**YOUR INSTRUCTIONS**
Report every line from the material that contains the word "this".

-------------------------

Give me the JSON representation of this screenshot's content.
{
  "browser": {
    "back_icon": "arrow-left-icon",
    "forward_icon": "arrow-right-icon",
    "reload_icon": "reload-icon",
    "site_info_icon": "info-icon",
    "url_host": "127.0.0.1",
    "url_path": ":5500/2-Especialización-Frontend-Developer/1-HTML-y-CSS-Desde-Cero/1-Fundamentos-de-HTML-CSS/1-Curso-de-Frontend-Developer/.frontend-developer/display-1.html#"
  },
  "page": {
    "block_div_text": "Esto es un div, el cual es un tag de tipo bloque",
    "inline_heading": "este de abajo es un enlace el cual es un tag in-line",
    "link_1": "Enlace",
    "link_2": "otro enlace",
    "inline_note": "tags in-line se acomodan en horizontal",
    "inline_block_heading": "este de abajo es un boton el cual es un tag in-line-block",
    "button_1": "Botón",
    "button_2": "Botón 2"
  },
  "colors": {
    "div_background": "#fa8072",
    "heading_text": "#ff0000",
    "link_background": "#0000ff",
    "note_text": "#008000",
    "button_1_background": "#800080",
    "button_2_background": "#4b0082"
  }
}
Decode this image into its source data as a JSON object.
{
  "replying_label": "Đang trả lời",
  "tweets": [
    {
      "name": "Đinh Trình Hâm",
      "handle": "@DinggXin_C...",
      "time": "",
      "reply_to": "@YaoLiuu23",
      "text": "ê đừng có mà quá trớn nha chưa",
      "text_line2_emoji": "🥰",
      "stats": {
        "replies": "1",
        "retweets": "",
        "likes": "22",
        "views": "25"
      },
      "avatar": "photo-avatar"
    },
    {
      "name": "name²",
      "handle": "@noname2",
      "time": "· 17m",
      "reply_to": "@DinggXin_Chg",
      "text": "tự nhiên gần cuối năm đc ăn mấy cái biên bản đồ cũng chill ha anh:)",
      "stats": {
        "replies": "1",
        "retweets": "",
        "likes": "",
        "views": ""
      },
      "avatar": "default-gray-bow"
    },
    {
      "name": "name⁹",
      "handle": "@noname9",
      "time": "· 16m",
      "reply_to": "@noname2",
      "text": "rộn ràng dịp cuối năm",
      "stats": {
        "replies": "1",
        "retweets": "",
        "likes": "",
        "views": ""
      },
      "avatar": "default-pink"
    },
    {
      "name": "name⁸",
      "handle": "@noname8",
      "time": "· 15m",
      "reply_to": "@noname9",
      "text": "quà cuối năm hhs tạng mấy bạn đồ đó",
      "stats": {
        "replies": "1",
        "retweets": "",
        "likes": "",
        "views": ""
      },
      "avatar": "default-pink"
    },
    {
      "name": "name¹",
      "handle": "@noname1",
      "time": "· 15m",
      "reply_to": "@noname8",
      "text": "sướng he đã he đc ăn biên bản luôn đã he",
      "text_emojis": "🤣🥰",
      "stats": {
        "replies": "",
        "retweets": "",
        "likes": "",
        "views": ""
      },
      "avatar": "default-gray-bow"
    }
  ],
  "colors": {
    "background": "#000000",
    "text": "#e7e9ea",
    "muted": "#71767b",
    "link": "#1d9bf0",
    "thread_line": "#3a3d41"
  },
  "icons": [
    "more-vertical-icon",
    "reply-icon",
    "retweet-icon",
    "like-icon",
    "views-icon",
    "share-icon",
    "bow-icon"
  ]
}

-------------------------

**TASK ANSWER**
Give me the JSON representation of this screenshot's content.
Decode this image into its source data as a JSON object.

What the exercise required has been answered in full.